• Listed records
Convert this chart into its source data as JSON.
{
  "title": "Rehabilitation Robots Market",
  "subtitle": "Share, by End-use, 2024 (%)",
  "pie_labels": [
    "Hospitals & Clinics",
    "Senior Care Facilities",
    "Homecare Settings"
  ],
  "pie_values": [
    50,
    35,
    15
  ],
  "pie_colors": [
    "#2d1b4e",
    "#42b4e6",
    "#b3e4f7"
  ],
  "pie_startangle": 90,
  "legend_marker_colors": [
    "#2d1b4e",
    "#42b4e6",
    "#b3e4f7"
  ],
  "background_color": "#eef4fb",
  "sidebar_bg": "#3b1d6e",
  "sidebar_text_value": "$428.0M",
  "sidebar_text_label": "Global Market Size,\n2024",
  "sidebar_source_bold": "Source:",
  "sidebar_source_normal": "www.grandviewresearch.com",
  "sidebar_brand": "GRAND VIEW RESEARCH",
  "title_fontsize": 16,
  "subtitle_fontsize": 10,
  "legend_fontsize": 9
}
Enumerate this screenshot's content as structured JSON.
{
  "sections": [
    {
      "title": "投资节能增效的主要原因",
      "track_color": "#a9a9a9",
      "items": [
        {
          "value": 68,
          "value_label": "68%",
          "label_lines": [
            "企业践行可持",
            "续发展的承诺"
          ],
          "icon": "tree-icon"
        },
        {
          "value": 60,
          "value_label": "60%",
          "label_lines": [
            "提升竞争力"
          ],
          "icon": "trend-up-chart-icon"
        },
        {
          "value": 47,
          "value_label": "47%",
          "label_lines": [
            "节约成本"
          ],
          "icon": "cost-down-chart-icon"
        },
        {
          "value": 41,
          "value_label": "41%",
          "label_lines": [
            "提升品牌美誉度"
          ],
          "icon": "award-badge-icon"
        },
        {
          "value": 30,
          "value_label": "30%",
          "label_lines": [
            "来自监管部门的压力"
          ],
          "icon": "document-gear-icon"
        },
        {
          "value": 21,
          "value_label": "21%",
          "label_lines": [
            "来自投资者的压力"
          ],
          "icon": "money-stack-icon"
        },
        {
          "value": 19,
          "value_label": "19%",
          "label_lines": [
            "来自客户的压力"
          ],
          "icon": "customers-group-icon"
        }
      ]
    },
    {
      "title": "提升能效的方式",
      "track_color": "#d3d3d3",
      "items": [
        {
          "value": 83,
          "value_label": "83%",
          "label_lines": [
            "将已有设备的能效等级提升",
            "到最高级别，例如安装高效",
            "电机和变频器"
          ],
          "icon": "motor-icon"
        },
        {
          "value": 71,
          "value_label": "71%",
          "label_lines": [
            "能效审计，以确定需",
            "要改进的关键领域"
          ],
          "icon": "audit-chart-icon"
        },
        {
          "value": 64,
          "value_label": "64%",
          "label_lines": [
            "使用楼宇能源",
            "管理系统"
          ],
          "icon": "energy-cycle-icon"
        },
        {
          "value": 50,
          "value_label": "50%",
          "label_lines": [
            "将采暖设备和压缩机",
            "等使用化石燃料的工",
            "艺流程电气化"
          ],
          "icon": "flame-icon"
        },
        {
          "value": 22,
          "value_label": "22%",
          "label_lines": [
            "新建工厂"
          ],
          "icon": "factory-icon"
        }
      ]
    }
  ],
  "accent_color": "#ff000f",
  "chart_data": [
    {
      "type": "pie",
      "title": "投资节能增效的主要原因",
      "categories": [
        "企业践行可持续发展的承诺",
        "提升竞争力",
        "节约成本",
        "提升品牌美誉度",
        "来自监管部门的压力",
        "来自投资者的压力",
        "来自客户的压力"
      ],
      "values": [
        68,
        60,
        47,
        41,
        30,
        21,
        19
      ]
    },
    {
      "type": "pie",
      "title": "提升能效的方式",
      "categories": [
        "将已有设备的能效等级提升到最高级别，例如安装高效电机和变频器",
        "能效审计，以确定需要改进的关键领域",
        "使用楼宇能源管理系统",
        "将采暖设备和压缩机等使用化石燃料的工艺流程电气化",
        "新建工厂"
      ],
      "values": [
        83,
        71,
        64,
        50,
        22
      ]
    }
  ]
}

• What to do
Tell how many lines of the material above hold "icon", answering with a bare number.

• Full answer
12